MATERIALS PROVIDED:
--------

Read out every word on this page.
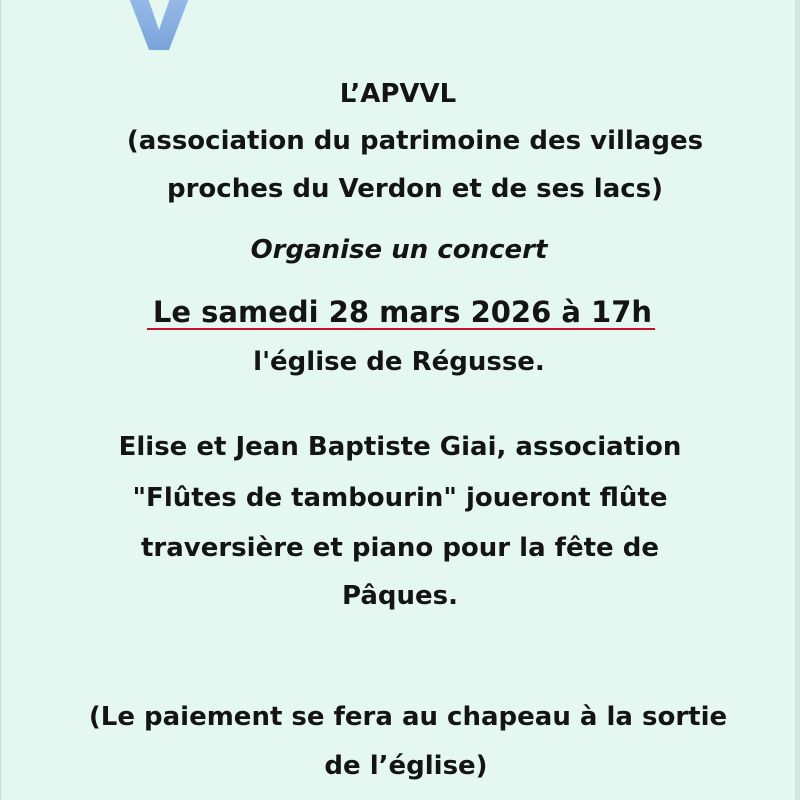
L’APVVL
(association du patrimoine des villages
proches du Verdon et de ses lacs)
Organise un concert
Le samedi 28 mars 2026 à 17h
l'église de Régusse.
Elise et Jean Baptiste Giai, association
"Flûtes de tambourin" joueront flûte
traversière et piano pour la fête de
Pâques.
(Le paiement se fera au chapeau à la sortie
de l’église)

--------

WHAT THE TASK ASKS:
Repeat each entry exactly. Pictures do not belong in the copy.

EXPECTED ANSWER:
Read out every word on this page.
L’APVVL
(association du patrimoine des villages
proches du Verdon et de ses lacs)
Organise un concert
Le samedi 28 mars 2026 à 17h
l'église de Régusse.
Elise et Jean Baptiste Giai, association
"Flûtes de tambourin" joueront flûte
traversière et piano pour la fête de
Pâques.
(Le paiement se fera au chapeau à la sortie
de l’église)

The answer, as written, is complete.